:: INFORMATION PROVIDED ::
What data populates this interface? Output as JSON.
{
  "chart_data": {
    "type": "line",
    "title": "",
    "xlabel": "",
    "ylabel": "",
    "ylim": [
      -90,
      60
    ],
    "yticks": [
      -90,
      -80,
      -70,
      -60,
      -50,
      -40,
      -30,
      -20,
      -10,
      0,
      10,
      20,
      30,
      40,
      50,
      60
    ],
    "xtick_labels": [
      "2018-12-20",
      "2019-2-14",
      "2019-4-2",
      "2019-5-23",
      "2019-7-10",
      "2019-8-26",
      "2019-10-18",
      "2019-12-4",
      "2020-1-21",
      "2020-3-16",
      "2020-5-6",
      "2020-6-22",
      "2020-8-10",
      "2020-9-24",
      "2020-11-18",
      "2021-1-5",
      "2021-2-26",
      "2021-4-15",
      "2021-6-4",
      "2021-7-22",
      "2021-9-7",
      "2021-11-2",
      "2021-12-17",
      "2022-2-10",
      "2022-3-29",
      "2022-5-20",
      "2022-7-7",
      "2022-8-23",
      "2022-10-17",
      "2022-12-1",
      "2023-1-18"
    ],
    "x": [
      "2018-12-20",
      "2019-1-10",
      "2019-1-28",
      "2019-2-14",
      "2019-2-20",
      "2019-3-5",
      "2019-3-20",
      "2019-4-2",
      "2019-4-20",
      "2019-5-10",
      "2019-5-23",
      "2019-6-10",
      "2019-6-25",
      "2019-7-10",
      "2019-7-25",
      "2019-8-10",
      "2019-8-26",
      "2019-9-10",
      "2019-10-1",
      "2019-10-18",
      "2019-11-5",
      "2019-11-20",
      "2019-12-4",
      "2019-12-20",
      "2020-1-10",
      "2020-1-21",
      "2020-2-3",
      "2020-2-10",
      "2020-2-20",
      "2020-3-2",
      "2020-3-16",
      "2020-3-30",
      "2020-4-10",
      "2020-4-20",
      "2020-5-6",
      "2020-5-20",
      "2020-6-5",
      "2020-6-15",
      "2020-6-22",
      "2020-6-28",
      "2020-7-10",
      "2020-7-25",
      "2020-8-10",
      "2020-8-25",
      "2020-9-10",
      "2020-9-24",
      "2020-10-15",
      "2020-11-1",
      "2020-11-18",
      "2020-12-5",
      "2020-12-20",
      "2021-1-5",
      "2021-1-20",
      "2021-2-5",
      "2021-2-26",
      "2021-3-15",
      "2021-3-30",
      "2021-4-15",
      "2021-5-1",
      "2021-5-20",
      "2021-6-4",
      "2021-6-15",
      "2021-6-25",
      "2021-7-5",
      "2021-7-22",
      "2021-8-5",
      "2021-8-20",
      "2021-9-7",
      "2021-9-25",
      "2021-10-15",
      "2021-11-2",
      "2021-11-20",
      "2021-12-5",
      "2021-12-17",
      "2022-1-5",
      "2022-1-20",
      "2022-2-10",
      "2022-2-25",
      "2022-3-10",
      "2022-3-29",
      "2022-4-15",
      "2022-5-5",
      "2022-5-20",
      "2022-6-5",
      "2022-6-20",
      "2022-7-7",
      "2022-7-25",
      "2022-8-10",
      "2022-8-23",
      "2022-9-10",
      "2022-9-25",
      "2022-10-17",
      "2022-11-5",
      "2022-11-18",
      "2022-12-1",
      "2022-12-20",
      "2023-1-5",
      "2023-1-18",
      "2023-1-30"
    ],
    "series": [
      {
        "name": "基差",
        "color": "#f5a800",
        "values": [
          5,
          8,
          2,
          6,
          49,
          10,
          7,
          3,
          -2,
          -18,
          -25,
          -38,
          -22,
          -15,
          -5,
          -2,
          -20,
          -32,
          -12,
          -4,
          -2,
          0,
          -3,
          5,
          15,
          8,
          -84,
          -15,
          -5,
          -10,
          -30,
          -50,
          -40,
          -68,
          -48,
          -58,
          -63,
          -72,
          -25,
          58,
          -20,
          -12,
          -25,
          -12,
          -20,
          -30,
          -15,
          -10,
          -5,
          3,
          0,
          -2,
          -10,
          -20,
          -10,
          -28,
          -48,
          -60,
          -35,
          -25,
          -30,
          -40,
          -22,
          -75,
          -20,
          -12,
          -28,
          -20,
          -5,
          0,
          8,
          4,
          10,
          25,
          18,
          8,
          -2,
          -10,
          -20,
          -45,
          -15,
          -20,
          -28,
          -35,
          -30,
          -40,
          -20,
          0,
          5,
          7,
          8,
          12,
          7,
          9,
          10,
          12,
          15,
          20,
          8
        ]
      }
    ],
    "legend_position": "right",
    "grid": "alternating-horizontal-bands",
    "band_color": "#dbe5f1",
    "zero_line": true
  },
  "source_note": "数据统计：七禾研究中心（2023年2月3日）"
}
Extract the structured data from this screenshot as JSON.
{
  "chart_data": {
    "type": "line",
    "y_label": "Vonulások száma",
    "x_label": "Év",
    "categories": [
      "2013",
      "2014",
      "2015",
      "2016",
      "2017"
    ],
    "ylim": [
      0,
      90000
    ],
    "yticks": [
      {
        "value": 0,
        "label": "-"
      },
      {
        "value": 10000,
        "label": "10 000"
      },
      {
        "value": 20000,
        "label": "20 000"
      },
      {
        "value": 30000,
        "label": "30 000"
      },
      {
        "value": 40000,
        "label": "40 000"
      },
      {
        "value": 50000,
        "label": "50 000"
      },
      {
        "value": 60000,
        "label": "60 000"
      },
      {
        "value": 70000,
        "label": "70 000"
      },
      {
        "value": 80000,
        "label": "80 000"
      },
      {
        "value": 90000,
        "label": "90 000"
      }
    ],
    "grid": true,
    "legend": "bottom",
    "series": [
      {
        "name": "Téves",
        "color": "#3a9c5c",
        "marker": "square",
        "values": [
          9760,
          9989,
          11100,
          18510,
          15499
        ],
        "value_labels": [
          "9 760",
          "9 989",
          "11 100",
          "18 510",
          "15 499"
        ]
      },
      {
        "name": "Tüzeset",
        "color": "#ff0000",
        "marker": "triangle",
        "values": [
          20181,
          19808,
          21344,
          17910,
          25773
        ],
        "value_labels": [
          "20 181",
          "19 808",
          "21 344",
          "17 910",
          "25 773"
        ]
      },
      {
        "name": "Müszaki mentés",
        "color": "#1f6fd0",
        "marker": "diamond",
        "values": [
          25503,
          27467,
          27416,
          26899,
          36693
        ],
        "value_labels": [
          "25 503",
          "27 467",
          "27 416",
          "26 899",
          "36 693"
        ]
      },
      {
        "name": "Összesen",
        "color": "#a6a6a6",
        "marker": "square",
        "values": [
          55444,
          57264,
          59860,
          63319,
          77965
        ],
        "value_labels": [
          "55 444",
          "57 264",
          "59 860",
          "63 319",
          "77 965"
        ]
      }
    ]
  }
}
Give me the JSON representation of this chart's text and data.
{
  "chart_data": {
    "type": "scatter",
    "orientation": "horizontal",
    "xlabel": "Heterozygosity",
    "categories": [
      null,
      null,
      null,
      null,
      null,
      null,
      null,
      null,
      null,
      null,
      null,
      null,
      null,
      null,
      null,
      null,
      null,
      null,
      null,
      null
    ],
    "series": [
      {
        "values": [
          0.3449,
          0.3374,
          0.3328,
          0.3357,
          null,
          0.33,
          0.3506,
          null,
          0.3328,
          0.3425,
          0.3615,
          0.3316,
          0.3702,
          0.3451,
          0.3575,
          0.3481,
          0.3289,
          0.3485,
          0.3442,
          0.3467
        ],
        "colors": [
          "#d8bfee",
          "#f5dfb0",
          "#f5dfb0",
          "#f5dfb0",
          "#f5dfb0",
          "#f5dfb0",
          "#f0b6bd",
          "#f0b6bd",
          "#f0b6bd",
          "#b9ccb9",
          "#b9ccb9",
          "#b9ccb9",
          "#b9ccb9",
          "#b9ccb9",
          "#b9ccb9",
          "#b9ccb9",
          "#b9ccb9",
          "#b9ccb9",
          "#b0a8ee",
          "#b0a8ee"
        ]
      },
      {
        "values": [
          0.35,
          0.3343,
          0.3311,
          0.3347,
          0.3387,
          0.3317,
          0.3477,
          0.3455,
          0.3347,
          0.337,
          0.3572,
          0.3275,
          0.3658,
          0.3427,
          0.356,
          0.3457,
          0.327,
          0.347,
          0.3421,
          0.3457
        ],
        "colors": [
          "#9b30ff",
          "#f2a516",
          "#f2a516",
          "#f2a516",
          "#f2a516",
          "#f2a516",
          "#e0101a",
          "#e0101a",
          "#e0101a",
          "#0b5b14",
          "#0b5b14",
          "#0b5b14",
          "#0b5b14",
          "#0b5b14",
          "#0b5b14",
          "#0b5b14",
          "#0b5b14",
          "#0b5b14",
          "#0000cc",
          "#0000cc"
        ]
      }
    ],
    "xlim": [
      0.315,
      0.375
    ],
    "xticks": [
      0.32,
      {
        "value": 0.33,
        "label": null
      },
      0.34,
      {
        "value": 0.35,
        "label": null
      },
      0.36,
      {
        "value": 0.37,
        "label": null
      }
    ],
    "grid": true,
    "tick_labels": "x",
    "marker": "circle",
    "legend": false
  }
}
:::
**REQUIRED WORK**.
Using the listing above, pull out all lines that hold the word "marker".

**WORKED ANSWER**.
        "marker": "square",
        "marker": "triangle",
        "marker": "diamond",
        "marker": "square",
    "marker": "circle",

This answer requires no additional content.